Take the material below and write it all out again exactly.

Extracted records
>>>>

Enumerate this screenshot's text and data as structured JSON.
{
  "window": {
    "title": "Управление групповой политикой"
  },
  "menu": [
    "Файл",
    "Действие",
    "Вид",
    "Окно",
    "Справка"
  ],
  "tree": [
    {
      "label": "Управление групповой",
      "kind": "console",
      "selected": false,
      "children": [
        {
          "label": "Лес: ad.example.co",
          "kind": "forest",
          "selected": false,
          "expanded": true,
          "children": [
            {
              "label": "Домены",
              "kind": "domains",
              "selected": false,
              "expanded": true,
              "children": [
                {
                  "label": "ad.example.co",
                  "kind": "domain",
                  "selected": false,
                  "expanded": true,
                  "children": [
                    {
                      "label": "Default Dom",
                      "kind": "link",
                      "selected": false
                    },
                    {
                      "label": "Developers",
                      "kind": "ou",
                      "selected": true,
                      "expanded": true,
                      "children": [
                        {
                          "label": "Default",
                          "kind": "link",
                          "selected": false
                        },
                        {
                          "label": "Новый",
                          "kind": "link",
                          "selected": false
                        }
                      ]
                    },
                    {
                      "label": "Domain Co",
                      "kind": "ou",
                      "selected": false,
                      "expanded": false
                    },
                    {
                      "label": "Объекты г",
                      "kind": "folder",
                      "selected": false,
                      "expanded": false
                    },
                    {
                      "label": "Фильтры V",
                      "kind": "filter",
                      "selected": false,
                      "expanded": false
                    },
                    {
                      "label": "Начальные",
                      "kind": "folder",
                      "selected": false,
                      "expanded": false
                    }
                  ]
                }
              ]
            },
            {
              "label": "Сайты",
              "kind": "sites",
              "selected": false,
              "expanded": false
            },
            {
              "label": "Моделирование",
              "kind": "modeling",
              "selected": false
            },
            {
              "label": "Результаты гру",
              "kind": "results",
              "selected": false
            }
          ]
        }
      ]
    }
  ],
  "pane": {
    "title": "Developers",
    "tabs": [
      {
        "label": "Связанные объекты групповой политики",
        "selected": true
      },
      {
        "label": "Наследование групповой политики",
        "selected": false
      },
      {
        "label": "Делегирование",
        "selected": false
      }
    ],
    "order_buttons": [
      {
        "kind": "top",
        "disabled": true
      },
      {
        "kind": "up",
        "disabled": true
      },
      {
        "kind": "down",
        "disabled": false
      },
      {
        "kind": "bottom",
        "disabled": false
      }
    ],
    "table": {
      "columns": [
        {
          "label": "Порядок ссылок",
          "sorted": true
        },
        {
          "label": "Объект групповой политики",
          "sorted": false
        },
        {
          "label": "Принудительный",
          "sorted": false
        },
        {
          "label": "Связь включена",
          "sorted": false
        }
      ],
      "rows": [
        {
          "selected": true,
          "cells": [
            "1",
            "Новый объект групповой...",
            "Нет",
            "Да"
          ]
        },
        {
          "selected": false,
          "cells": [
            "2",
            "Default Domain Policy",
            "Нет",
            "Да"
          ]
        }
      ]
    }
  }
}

<<<<

Output:
Enumerate this screenshot's text and data as structured JSON.
{
  "window": {
    "title": "Управление групповой политикой"
  },
  "menu": [
    "Файл",
    "Действие",
    "Вид",
    "Окно",
    "Справка"
  ],
  "tree": [
    {
      "label": "Управление групповой",
      "kind": "console",
      "selected": false,
      "children": [
        {
          "label": "Лес: ad.example.co",
          "kind": "forest",
          "selected": false,
          "expanded": true,
          "children": [
            {
              "label": "Домены",
              "kind": "domains",
              "selected": false,
              "expanded": true,
              "children": [
                {
                  "label": "ad.example.co",
                  "kind": "domain",
                  "selected": false,
                  "expanded": true,
                  "children": [
                    {
                      "label": "Default Dom",
                      "kind": "link",
                      "selected": false
                    },
                    {
                      "label": "Developers",
                      "kind": "ou",
                      "selected": true,
                      "expanded": true,
                      "children": [
                        {
                          "label": "Default",
                          "kind": "link",
                          "selected": false
                        },
                        {
                          "label": "Новый",
                          "kind": "link",
                          "selected": false
                        }
                      ]
                    },
                    {
                      "label": "Domain Co",
                      "kind": "ou",
                      "selected": false,
                      "expanded": false
                    },
                    {
                      "label": "Объекты г",
                      "kind": "folder",
                      "selected": false,
                      "expanded": false
                    },
                    {
                      "label": "Фильтры V",
                      "kind": "filter",
                      "selected": false,
                      "expanded": false
                    },
                    {
                      "label": "Начальные",
                      "kind": "folder",
                      "selected": false,
                      "expanded": false
                    }
                  ]
                }
              ]
            },
            {
              "label": "Сайты",
              "kind": "sites",
              "selected": false,
              "expanded": false
            },
            {
              "label": "Моделирование",
              "kind": "modeling",
              "selected": false
            },
            {
              "label": "Результаты гру",
              "kind": "results",
              "selected": false
            }
          ]
        }
      ]
    }
  ],
  "pane": {
    "title": "Developers",
    "tabs": [
      {
        "label": "Связанные объекты групповой политики",
        "selected": true
      },
      {
        "label": "Наследование групповой политики",
        "selected": false
      },
      {
        "label": "Делегирование",
        "selected": false
      }
    ],
    "order_buttons": [
      {
        "kind": "top",
        "disabled": true
      },
      {
        "kind": "up",
        "disabled": true
      },
      {
        "kind": "down",
        "disabled": false
      },
      {
        "kind": "bottom",
        "disabled": false
      }
    ],
    "table": {
      "columns": [
        {
          "label": "Порядок ссылок",
          "sorted": true
        },
        {
          "label": "Объект групповой политики",
          "sorted": false
        },
        {
          "label": "Принудительный",
          "sorted": false
        },
        {
          "label": "Связь включена",
          "sorted": false
        }
      ],
      "rows": [
        {
          "selected": true,
          "cells": [
            "1",
            "Новый объект групповой...",
            "Нет",
            "Да"
          ]
        },
        {
          "selected": false,
          "cells": [
            "2",
            "Default Domain Policy",
            "Нет",
            "Да"
          ]
        }
      ]
    }
  }
}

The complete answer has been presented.